| Given exercise |
Keep only the lines of the listing that include the word "Overhead", and copy them.

| Records shown |
········

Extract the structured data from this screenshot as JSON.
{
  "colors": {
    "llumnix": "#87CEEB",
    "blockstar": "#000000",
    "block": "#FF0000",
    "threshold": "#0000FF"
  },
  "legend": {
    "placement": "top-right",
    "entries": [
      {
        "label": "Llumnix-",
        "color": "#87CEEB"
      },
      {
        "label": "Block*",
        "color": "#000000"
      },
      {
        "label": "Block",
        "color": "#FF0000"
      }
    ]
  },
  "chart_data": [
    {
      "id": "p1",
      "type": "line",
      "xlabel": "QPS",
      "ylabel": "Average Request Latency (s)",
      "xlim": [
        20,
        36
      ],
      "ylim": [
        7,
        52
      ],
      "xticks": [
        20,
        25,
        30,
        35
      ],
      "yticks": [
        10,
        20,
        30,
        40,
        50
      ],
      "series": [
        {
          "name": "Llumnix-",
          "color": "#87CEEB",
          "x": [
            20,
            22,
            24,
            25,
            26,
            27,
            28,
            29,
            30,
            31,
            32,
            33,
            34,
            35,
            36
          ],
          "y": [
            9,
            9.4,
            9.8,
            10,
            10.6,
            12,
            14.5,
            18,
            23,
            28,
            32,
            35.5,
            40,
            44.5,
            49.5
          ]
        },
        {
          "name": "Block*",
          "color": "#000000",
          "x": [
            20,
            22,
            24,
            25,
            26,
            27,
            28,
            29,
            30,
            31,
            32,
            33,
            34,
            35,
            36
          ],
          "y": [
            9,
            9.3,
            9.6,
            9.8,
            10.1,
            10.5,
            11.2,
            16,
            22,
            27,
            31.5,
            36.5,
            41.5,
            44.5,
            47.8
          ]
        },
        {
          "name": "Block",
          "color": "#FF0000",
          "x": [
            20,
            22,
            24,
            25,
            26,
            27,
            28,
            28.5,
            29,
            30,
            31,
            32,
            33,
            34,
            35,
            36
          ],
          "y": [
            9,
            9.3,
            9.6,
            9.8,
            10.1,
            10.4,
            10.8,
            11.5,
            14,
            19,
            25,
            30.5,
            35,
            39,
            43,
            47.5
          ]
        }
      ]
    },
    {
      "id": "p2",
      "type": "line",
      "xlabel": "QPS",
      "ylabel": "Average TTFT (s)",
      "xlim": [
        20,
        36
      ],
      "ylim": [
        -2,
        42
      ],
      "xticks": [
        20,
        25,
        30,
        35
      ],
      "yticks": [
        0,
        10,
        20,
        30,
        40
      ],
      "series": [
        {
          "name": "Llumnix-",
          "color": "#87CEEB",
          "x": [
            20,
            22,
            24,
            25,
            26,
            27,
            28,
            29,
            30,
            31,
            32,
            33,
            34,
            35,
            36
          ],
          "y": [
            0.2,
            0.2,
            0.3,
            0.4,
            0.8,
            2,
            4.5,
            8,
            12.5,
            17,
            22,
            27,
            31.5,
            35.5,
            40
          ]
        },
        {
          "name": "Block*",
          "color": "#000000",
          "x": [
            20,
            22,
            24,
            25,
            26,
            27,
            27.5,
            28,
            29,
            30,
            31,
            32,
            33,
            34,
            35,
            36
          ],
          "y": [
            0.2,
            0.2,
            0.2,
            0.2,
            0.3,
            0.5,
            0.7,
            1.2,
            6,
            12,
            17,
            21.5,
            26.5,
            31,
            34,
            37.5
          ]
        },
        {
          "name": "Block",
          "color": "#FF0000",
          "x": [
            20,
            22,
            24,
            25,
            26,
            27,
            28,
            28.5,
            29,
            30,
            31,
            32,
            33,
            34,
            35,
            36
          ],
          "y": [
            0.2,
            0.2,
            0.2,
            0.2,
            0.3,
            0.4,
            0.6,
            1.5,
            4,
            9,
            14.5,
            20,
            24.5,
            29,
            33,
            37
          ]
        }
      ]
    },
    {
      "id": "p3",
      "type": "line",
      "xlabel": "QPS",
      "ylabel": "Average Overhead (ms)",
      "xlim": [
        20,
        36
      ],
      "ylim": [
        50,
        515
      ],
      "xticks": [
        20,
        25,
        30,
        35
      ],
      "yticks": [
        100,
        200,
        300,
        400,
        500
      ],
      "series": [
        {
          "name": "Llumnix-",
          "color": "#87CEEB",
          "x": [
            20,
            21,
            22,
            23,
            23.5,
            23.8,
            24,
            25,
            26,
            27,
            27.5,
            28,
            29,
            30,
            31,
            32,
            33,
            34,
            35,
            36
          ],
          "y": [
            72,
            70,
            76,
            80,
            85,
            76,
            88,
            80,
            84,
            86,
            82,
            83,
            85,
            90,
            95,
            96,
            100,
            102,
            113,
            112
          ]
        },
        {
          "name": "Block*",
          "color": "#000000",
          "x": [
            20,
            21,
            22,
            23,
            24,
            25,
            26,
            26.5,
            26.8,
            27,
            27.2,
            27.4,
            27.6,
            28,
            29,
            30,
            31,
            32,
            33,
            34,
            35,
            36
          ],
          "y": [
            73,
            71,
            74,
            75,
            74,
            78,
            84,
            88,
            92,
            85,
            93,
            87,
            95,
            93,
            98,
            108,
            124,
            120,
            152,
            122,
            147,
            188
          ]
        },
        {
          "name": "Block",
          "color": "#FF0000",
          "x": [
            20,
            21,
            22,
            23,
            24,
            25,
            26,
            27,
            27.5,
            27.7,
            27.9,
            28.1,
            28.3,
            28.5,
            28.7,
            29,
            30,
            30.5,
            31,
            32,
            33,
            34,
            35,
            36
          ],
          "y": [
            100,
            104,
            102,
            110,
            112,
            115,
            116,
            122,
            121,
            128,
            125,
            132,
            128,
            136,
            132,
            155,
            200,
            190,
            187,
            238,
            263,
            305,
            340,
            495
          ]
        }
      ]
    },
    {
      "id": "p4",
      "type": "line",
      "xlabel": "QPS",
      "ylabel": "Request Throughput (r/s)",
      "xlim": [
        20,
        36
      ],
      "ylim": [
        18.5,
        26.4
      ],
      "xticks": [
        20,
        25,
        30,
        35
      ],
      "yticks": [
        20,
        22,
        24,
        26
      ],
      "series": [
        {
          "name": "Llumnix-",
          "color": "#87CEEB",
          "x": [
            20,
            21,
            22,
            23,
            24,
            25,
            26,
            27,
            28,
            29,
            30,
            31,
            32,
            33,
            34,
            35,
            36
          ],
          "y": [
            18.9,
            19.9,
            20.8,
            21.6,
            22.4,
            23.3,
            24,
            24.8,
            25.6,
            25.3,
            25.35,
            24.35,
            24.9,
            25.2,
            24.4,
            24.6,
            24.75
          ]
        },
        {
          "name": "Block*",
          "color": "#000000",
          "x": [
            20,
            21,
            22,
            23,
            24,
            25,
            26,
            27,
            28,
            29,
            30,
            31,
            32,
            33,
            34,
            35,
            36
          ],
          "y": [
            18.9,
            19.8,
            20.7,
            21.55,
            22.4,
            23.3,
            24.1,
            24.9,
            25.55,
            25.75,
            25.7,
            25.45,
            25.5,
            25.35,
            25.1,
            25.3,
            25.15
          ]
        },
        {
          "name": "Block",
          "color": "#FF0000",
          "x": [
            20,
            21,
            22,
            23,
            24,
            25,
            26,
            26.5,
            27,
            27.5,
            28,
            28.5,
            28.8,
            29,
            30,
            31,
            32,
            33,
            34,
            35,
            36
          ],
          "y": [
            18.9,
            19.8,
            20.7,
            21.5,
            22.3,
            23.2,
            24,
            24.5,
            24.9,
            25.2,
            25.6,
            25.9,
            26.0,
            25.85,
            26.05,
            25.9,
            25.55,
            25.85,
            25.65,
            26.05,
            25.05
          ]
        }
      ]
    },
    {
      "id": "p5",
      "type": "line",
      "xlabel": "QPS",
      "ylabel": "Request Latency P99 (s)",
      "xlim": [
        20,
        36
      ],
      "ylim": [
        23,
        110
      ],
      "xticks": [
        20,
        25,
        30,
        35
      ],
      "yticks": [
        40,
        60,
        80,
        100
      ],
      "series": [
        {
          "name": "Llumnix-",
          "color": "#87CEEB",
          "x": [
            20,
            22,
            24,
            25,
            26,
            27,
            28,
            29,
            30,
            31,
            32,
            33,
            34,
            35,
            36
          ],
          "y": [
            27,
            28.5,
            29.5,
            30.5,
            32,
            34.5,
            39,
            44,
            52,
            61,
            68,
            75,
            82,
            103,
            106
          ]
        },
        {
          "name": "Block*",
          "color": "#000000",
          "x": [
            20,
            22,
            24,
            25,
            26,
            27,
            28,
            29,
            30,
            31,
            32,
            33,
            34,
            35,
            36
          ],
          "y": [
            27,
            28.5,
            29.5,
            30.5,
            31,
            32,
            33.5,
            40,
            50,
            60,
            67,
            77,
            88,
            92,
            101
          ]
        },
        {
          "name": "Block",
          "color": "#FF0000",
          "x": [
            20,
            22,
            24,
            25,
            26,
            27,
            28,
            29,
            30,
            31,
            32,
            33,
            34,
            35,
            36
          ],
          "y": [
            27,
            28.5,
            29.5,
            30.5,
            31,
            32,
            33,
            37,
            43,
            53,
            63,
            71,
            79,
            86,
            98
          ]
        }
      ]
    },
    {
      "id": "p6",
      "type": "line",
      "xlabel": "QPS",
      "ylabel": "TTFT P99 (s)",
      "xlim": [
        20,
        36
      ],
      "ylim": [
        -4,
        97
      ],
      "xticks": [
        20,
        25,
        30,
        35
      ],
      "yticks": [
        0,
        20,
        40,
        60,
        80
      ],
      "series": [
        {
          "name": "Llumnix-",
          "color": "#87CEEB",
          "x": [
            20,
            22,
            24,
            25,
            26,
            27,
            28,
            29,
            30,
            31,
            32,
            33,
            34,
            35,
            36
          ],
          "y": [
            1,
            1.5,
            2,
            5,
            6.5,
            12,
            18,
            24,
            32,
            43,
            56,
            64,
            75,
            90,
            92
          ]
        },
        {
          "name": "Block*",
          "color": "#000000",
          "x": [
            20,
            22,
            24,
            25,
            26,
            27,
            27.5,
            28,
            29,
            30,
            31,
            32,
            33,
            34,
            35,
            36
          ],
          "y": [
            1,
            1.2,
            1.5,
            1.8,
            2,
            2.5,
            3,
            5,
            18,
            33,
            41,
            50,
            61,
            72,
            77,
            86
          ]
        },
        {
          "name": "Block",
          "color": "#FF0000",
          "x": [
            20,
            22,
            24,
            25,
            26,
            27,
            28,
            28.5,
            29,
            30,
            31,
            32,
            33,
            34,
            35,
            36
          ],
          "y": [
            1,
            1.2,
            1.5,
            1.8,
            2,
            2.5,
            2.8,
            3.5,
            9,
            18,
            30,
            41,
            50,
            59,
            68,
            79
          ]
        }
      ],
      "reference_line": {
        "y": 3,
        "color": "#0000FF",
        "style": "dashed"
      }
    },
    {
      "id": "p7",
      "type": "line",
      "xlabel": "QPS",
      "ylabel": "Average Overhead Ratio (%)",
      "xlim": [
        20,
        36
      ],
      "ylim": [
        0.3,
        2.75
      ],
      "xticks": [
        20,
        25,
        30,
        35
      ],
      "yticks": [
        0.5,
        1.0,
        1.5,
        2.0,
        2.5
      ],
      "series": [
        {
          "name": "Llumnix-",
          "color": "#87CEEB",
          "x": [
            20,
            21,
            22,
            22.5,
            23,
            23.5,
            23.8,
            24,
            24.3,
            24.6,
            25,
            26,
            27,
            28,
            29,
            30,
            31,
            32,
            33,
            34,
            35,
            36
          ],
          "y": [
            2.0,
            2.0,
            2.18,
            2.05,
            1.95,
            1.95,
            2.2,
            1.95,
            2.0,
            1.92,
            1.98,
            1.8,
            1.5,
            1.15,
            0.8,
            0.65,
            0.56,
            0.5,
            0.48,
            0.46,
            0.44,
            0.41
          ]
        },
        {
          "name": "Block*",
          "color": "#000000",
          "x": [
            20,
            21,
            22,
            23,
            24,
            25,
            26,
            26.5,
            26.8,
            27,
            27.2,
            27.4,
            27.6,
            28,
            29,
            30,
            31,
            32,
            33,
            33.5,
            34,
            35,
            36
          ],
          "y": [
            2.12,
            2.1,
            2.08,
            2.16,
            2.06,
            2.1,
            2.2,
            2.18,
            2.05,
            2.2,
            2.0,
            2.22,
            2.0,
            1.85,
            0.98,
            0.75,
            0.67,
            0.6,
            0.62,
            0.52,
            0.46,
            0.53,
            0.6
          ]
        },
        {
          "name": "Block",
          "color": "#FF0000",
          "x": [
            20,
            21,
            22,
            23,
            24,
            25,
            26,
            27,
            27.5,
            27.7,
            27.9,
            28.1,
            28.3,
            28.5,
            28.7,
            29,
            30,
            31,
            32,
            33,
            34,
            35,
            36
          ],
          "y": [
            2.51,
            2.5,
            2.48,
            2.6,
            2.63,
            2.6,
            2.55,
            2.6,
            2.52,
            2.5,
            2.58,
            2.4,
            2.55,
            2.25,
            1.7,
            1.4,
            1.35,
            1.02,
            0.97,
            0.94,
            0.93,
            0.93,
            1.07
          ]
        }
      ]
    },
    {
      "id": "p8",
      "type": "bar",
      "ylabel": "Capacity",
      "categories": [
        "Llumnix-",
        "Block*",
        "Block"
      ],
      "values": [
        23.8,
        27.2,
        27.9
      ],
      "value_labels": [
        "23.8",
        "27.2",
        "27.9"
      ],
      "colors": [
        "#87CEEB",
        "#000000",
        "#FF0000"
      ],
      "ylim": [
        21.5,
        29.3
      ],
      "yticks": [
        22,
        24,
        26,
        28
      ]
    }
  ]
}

········

| Solution to this exercise |
      "ylabel": "Average Overhead (ms)",
      "ylabel": "Average Overhead Ratio (%)",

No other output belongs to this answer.